[Stored data]
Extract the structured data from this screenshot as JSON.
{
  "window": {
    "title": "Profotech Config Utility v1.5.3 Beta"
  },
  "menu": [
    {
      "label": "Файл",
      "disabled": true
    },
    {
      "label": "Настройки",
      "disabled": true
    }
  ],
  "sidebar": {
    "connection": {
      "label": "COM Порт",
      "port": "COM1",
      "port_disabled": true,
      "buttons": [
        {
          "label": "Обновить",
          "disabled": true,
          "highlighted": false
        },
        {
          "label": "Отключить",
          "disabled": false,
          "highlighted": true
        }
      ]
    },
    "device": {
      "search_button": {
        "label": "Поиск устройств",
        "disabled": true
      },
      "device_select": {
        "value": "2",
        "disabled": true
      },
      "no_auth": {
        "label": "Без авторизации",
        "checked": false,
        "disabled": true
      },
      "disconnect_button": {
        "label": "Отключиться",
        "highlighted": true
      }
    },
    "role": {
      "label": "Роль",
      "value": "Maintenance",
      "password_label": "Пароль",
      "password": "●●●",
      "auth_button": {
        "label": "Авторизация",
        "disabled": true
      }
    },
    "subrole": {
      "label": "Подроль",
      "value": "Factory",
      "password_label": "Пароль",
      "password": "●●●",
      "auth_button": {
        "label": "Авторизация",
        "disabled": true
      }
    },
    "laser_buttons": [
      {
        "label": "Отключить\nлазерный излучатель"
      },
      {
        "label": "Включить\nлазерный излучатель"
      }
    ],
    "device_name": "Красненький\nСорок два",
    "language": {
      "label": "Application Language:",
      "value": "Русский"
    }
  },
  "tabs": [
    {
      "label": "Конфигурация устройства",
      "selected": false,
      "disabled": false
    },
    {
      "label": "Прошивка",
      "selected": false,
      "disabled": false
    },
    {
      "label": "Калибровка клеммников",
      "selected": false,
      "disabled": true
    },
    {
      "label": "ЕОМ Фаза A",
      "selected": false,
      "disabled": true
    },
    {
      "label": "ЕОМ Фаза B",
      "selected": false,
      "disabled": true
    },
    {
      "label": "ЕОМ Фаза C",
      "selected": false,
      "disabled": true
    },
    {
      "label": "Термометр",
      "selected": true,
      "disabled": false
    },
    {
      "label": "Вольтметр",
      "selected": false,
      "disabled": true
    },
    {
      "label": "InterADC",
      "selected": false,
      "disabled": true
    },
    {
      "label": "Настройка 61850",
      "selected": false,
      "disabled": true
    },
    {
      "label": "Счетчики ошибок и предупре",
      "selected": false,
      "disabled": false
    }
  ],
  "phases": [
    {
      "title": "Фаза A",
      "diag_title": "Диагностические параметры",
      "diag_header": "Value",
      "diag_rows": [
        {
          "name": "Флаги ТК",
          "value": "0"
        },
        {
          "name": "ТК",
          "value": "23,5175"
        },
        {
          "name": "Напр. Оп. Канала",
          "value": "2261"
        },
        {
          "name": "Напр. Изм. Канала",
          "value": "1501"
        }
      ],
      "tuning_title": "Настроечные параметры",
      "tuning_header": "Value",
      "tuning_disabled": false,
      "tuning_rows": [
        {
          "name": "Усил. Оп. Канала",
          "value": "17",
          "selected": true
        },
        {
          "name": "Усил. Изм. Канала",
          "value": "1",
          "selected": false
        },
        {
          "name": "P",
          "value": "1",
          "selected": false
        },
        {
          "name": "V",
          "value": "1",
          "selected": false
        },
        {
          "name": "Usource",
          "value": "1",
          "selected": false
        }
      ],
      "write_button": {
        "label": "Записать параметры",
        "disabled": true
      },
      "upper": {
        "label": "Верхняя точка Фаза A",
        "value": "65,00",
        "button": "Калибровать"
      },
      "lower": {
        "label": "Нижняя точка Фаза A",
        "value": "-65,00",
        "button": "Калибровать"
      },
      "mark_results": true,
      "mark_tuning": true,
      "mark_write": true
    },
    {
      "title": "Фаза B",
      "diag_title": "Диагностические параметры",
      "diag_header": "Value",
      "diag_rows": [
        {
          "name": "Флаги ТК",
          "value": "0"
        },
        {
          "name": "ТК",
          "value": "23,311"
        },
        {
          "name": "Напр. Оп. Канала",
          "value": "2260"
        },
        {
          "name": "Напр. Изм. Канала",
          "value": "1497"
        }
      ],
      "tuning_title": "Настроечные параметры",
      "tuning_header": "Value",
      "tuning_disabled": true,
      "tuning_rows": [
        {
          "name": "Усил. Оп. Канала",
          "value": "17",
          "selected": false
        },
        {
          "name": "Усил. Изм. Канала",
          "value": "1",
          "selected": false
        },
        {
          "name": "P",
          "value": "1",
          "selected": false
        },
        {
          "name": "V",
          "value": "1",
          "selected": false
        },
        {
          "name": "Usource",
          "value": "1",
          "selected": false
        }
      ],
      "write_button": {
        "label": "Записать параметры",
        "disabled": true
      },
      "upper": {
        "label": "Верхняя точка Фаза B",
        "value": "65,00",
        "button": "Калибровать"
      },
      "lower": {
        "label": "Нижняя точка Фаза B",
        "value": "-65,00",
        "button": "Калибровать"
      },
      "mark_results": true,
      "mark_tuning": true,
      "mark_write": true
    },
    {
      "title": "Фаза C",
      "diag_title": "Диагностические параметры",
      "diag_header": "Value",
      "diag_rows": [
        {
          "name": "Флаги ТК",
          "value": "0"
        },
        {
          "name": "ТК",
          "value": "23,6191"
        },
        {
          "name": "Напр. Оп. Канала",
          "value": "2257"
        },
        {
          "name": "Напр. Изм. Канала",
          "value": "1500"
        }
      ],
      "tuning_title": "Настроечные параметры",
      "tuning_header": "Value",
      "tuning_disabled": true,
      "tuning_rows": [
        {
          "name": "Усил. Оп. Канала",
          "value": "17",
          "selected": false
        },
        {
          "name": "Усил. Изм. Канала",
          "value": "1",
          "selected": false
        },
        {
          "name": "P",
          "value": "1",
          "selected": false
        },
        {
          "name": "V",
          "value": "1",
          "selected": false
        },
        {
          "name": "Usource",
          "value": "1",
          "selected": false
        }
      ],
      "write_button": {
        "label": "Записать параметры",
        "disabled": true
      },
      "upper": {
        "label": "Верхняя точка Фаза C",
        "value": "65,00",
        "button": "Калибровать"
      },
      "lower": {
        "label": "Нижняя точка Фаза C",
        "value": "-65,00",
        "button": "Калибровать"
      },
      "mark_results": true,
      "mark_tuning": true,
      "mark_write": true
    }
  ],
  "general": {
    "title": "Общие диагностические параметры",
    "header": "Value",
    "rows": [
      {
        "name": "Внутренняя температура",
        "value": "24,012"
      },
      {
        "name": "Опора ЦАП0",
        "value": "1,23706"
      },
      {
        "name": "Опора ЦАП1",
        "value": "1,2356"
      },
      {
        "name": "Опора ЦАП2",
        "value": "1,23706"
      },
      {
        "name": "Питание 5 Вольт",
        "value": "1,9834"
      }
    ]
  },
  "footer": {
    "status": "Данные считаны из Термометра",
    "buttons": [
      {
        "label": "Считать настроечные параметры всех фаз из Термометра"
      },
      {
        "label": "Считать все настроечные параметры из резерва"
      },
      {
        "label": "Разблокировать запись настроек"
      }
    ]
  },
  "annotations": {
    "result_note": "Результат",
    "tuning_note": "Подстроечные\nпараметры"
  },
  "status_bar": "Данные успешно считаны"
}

* Stated problem *
The records above should be duplicated in full, exactly as given.

* Full solution *
Extract the structured data from this screenshot as JSON.
{
  "window": {
    "title": "Profotech Config Utility v1.5.3 Beta"
  },
  "menu": [
    {
      "label": "Файл",
      "disabled": true
    },
    {
      "label": "Настройки",
      "disabled": true
    }
  ],
  "sidebar": {
    "connection": {
      "label": "COM Порт",
      "port": "COM1",
      "port_disabled": true,
      "buttons": [
        {
          "label": "Обновить",
          "disabled": true,
          "highlighted": false
        },
        {
          "label": "Отключить",
          "disabled": false,
          "highlighted": true
        }
      ]
    },
    "device": {
      "search_button": {
        "label": "Поиск устройств",
        "disabled": true
      },
      "device_select": {
        "value": "2",
        "disabled": true
      },
      "no_auth": {
        "label": "Без авторизации",
        "checked": false,
        "disabled": true
      },
      "disconnect_button": {
        "label": "Отключиться",
        "highlighted": true
      }
    },
    "role": {
      "label": "Роль",
      "value": "Maintenance",
      "password_label": "Пароль",
      "password": "●●●",
      "auth_button": {
        "label": "Авторизация",
        "disabled": true
      }
    },
    "subrole": {
      "label": "Подроль",
      "value": "Factory",
      "password_label": "Пароль",
      "password": "●●●",
      "auth_button": {
        "label": "Авторизация",
        "disabled": true
      }
    },
    "laser_buttons": [
      {
        "label": "Отключить\nлазерный излучатель"
      },
      {
        "label": "Включить\nлазерный излучатель"
      }
    ],
    "device_name": "Красненький\nСорок два",
    "language": {
      "label": "Application Language:",
      "value": "Русский"
    }
  },
  "tabs": [
    {
      "label": "Конфигурация устройства",
      "selected": false,
      "disabled": false
    },
    {
      "label": "Прошивка",
      "selected": false,
      "disabled": false
    },
    {
      "label": "Калибровка клеммников",
      "selected": false,
      "disabled": true
    },
    {
      "label": "ЕОМ Фаза A",
      "selected": false,
      "disabled": true
    },
    {
      "label": "ЕОМ Фаза B",
      "selected": false,
      "disabled": true
    },
    {
      "label": "ЕОМ Фаза C",
      "selected": false,
      "disabled": true
    },
    {
      "label": "Термометр",
      "selected": true,
      "disabled": false
    },
    {
      "label": "Вольтметр",
      "selected": false,
      "disabled": true
    },
    {
      "label": "InterADC",
      "selected": false,
      "disabled": true
    },
    {
      "label": "Настройка 61850",
      "selected": false,
      "disabled": true
    },
    {
      "label": "Счетчики ошибок и предупре",
      "selected": false,
      "disabled": false
    }
  ],
  "phases": [
    {
      "title": "Фаза A",
      "diag_title": "Диагностические параметры",
      "diag_header": "Value",
      "diag_rows": [
        {
          "name": "Флаги ТК",
          "value": "0"
        },
        {
          "name": "ТК",
          "value": "23,5175"
        },
        {
          "name": "Напр. Оп. Канала",
          "value": "2261"
        },
        {
          "name": "Напр. Изм. Канала",
          "value": "1501"
        }
      ],
      "tuning_title": "Настроечные параметры",
      "tuning_header": "Value",
      "tuning_disabled": false,
      "tuning_rows": [
        {
          "name": "Усил. Оп. Канала",
          "value": "17",
          "selected": true
        },
        {
          "name": "Усил. Изм. Канала",
          "value": "1",
          "selected": false
        },
        {
          "name": "P",
          "value": "1",
          "selected": false
        },
        {
          "name": "V",
          "value": "1",
          "selected": false
        },
        {
          "name": "Usource",
          "value": "1",
          "selected": false
        }
      ],
      "write_button": {
        "label": "Записать параметры",
        "disabled": true
      },
      "upper": {
        "label": "Верхняя точка Фаза A",
        "value": "65,00",
        "button": "Калибровать"
      },
      "lower": {
        "label": "Нижняя точка Фаза A",
        "value": "-65,00",
        "button": "Калибровать"
      },
      "mark_results": true,
      "mark_tuning": true,
      "mark_write": true
    },
    {
      "title": "Фаза B",
      "diag_title": "Диагностические параметры",
      "diag_header": "Value",
      "diag_rows": [
        {
          "name": "Флаги ТК",
          "value": "0"
        },
        {
          "name": "ТК",
          "value": "23,311"
        },
        {
          "name": "Напр. Оп. Канала",
          "value": "2260"
        },
        {
          "name": "Напр. Изм. Канала",
          "value": "1497"
        }
      ],
      "tuning_title": "Настроечные параметры",
      "tuning_header": "Value",
      "tuning_disabled": true,
      "tuning_rows": [
        {
          "name": "Усил. Оп. Канала",
          "value": "17",
          "selected": false
        },
        {
          "name": "Усил. Изм. Канала",
          "value": "1",
          "selected": false
        },
        {
          "name": "P",
          "value": "1",
          "selected": false
        },
        {
          "name": "V",
          "value": "1",
          "selected": false
        },
        {
          "name": "Usource",
          "value": "1",
          "selected": false
        }
      ],
      "write_button": {
        "label": "Записать параметры",
        "disabled": true
      },
      "upper": {
        "label": "Верхняя точка Фаза B",
        "value": "65,00",
        "button": "Калибровать"
      },
      "lower": {
        "label": "Нижняя точка Фаза B",
        "value": "-65,00",
        "button": "Калибровать"
      },
      "mark_results": true,
      "mark_tuning": true,
      "mark_write": true
    },
    {
      "title": "Фаза C",
      "diag_title": "Диагностические параметры",
      "diag_header": "Value",
      "diag_rows": [
        {
          "name": "Флаги ТК",
          "value": "0"
        },
        {
          "name": "ТК",
          "value": "23,6191"
        },
        {
          "name": "Напр. Оп. Канала",
          "value": "2257"
        },
        {
          "name": "Напр. Изм. Канала",
          "value": "1500"
        }
      ],
      "tuning_title": "Настроечные параметры",
      "tuning_header": "Value",
      "tuning_disabled": true,
      "tuning_rows": [
        {
          "name": "Усил. Оп. Канала",
          "value": "17",
          "selected": false
        },
        {
          "name": "Усил. Изм. Канала",
          "value": "1",
          "selected": false
        },
        {
          "name": "P",
          "value": "1",
          "selected": false
        },
        {
          "name": "V",
          "value": "1",
          "selected": false
        },
        {
          "name": "Usource",
          "value": "1",
          "selected": false
        }
      ],
      "write_button": {
        "label": "Записать параметры",
        "disabled": true
      },
      "upper": {
        "label": "Верхняя точка Фаза C",
        "value": "65,00",
        "button": "Калибровать"
      },
      "lower": {
        "label": "Нижняя точка Фаза C",
        "value": "-65,00",
        "button": "Калибровать"
      },
      "mark_results": true,
      "mark_tuning": true,
      "mark_write": true
    }
  ],
  "general": {
    "title": "Общие диагностические параметры",
    "header": "Value",
    "rows": [
      {
        "name": "Внутренняя температура",
        "value": "24,012"
      },
      {
        "name": "Опора ЦАП0",
        "value": "1,23706"
      },
      {
        "name": "Опора ЦАП1",
        "value": "1,2356"
      },
      {
        "name": "Опора ЦАП2",
        "value": "1,23706"
      },
      {
        "name": "Питание 5 Вольт",
        "value": "1,9834"
      }
    ]
  },
  "footer": {
    "status": "Данные считаны из Термометра",
    "buttons": [
      {
        "label": "Считать настроечные параметры всех фаз из Термометра"
      },
      {
        "label": "Считать все настроечные параметры из резерва"
      },
      {
        "label": "Разблокировать запись настроек"
      }
    ]
  },
  "annotations": {
    "result_note": "Результат",
    "tuning_note": "Подстроечные\nпараметры"
  },
  "status_bar": "Данные успешно считаны"
}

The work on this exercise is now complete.